Provided information
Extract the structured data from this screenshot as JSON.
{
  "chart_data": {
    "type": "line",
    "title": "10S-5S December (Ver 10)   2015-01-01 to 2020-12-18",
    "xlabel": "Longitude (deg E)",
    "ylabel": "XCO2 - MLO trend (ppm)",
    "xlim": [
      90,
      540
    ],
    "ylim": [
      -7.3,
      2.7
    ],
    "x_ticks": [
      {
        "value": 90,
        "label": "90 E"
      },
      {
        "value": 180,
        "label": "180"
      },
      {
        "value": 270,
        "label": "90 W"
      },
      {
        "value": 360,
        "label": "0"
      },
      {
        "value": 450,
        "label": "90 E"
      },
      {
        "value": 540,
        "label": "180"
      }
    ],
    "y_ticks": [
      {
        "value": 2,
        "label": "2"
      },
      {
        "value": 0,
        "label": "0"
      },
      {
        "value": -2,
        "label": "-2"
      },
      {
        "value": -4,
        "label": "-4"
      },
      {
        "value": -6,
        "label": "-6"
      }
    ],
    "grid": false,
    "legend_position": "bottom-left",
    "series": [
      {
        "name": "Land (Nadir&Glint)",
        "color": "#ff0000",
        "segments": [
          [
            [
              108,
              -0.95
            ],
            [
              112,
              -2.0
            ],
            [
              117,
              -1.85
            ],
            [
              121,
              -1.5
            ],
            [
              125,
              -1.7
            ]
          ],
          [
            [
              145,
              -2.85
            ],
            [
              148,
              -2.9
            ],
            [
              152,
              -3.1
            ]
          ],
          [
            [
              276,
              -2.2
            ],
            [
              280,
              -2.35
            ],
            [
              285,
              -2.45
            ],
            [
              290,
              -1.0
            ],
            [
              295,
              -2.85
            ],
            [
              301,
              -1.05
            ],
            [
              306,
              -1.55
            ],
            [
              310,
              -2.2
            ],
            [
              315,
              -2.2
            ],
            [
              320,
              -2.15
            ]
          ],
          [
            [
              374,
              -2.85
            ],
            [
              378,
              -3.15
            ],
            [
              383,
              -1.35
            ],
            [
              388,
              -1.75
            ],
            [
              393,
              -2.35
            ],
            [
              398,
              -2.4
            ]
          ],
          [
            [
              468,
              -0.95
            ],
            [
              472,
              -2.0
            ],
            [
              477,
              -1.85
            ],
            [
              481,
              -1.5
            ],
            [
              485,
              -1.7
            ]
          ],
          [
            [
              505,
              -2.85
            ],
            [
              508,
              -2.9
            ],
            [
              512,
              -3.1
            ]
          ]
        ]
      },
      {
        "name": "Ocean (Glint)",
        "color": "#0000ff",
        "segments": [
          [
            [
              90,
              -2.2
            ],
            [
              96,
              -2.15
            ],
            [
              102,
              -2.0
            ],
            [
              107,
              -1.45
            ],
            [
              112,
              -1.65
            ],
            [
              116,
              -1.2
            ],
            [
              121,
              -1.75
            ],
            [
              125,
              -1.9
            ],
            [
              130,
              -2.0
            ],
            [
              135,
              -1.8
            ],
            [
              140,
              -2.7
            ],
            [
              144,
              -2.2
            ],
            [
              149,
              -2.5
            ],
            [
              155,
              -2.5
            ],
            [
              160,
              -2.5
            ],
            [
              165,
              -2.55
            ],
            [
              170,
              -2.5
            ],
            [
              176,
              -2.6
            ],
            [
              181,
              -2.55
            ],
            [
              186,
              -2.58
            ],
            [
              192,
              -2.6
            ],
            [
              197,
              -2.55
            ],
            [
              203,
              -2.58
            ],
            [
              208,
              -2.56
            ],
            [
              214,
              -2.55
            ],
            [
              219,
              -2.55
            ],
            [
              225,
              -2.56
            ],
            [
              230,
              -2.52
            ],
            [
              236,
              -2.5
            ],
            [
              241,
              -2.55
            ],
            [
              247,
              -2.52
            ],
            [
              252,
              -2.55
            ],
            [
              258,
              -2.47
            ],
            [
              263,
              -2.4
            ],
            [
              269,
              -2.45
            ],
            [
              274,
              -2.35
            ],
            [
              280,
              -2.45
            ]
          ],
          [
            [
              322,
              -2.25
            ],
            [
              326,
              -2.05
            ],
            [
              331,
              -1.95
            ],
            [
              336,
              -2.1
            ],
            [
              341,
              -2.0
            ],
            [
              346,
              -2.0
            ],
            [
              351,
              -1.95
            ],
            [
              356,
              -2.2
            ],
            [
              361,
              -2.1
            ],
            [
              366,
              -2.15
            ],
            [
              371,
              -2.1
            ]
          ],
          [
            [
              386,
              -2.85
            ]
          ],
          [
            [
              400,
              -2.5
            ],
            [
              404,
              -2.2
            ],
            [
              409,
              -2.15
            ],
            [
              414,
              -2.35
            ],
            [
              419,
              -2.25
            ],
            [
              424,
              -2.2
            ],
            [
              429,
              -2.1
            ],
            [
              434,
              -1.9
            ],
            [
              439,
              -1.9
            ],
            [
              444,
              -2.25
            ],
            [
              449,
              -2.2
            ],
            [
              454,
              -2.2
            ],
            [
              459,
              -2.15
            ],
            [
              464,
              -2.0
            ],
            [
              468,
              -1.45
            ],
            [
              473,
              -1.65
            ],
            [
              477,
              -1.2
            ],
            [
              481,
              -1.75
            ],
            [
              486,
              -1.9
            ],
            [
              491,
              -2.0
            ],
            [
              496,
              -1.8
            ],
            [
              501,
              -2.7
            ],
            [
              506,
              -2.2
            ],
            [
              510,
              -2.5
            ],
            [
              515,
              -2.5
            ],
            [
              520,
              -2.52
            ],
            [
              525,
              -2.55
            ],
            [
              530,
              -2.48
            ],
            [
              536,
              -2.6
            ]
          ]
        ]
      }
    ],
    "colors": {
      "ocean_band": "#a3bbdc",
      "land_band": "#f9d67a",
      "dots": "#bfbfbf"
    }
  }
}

To be done
Take the entries and copy them out exactly.

Exercise solution
Extract the structured data from this screenshot as JSON.
{
  "chart_data": {
    "type": "line",
    "title": "10S-5S December (Ver 10)   2015-01-01 to 2020-12-18",
    "xlabel": "Longitude (deg E)",
    "ylabel": "XCO2 - MLO trend (ppm)",
    "xlim": [
      90,
      540
    ],
    "ylim": [
      -7.3,
      2.7
    ],
    "x_ticks": [
      {
        "value": 90,
        "label": "90 E"
      },
      {
        "value": 180,
        "label": "180"
      },
      {
        "value": 270,
        "label": "90 W"
      },
      {
        "value": 360,
        "label": "0"
      },
      {
        "value": 450,
        "label": "90 E"
      },
      {
        "value": 540,
        "label": "180"
      }
    ],
    "y_ticks": [
      {
        "value": 2,
        "label": "2"
      },
      {
        "value": 0,
        "label": "0"
      },
      {
        "value": -2,
        "label": "-2"
      },
      {
        "value": -4,
        "label": "-4"
      },
      {
        "value": -6,
        "label": "-6"
      }
    ],
    "grid": false,
    "legend_position": "bottom-left",
    "series": [
      {
        "name": "Land (Nadir&Glint)",
        "color": "#ff0000",
        "segments": [
          [
            [
              108,
              -0.95
            ],
            [
              112,
              -2.0
            ],
            [
              117,
              -1.85
            ],
            [
              121,
              -1.5
            ],
            [
              125,
              -1.7
            ]
          ],
          [
            [
              145,
              -2.85
            ],
            [
              148,
              -2.9
            ],
            [
              152,
              -3.1
            ]
          ],
          [
            [
              276,
              -2.2
            ],
            [
              280,
              -2.35
            ],
            [
              285,
              -2.45
            ],
            [
              290,
              -1.0
            ],
            [
              295,
              -2.85
            ],
            [
              301,
              -1.05
            ],
            [
              306,
              -1.55
            ],
            [
              310,
              -2.2
            ],
            [
              315,
              -2.2
            ],
            [
              320,
              -2.15
            ]
          ],
          [
            [
              374,
              -2.85
            ],
            [
              378,
              -3.15
            ],
            [
              383,
              -1.35
            ],
            [
              388,
              -1.75
            ],
            [
              393,
              -2.35
            ],
            [
              398,
              -2.4
            ]
          ],
          [
            [
              468,
              -0.95
            ],
            [
              472,
              -2.0
            ],
            [
              477,
              -1.85
            ],
            [
              481,
              -1.5
            ],
            [
              485,
              -1.7
            ]
          ],
          [
            [
              505,
              -2.85
            ],
            [
              508,
              -2.9
            ],
            [
              512,
              -3.1
            ]
          ]
        ]
      },
      {
        "name": "Ocean (Glint)",
        "color": "#0000ff",
        "segments": [
          [
            [
              90,
              -2.2
            ],
            [
              96,
              -2.15
            ],
            [
              102,
              -2.0
            ],
            [
              107,
              -1.45
            ],
            [
              112,
              -1.65
            ],
            [
              116,
              -1.2
            ],
            [
              121,
              -1.75
            ],
            [
              125,
              -1.9
            ],
            [
              130,
              -2.0
            ],
            [
              135,
              -1.8
            ],
            [
              140,
              -2.7
            ],
            [
              144,
              -2.2
            ],
            [
              149,
              -2.5
            ],
            [
              155,
              -2.5
            ],
            [
              160,
              -2.5
            ],
            [
              165,
              -2.55
            ],
            [
              170,
              -2.5
            ],
            [
              176,
              -2.6
            ],
            [
              181,
              -2.55
            ],
            [
              186,
              -2.58
            ],
            [
              192,
              -2.6
            ],
            [
              197,
              -2.55
            ],
            [
              203,
              -2.58
            ],
            [
              208,
              -2.56
            ],
            [
              214,
              -2.55
            ],
            [
              219,
              -2.55
            ],
            [
              225,
              -2.56
            ],
            [
              230,
              -2.52
            ],
            [
              236,
              -2.5
            ],
            [
              241,
              -2.55
            ],
            [
              247,
              -2.52
            ],
            [
              252,
              -2.55
            ],
            [
              258,
              -2.47
            ],
            [
              263,
              -2.4
            ],
            [
              269,
              -2.45
            ],
            [
              274,
              -2.35
            ],
            [
              280,
              -2.45
            ]
          ],
          [
            [
              322,
              -2.25
            ],
            [
              326,
              -2.05
            ],
            [
              331,
              -1.95
            ],
            [
              336,
              -2.1
            ],
            [
              341,
              -2.0
            ],
            [
              346,
              -2.0
            ],
            [
              351,
              -1.95
            ],
            [
              356,
              -2.2
            ],
            [
              361,
              -2.1
            ],
            [
              366,
              -2.15
            ],
            [
              371,
              -2.1
            ]
          ],
          [
            [
              386,
              -2.85
            ]
          ],
          [
            [
              400,
              -2.5
            ],
            [
              404,
              -2.2
            ],
            [
              409,
              -2.15
            ],
            [
              414,
              -2.35
            ],
            [
              419,
              -2.25
            ],
            [
              424,
              -2.2
            ],
            [
              429,
              -2.1
            ],
            [
              434,
              -1.9
            ],
            [
              439,
              -1.9
            ],
            [
              444,
              -2.25
            ],
            [
              449,
              -2.2
            ],
            [
              454,
              -2.2
            ],
            [
              459,
              -2.15
            ],
            [
              464,
              -2.0
            ],
            [
              468,
              -1.45
            ],
            [
              473,
              -1.65
            ],
            [
              477,
              -1.2
            ],
            [
              481,
              -1.75
            ],
            [
              486,
              -1.9
            ],
            [
              491,
              -2.0
            ],
            [
              496,
              -1.8
            ],
            [
              501,
              -2.7
            ],
            [
              506,
              -2.2
            ],
            [
              510,
              -2.5
            ],
            [
              515,
              -2.5
            ],
            [
              520,
              -2.52
            ],
            [
              525,
              -2.55
            ],
            [
              530,
              -2.48
            ],
            [
              536,
              -2.6
            ]
          ]
        ]
      }
    ],
    "colors": {
      "ocean_band": "#a3bbdc",
      "land_band": "#f9d67a",
      "dots": "#bfbfbf"
    }
  }
}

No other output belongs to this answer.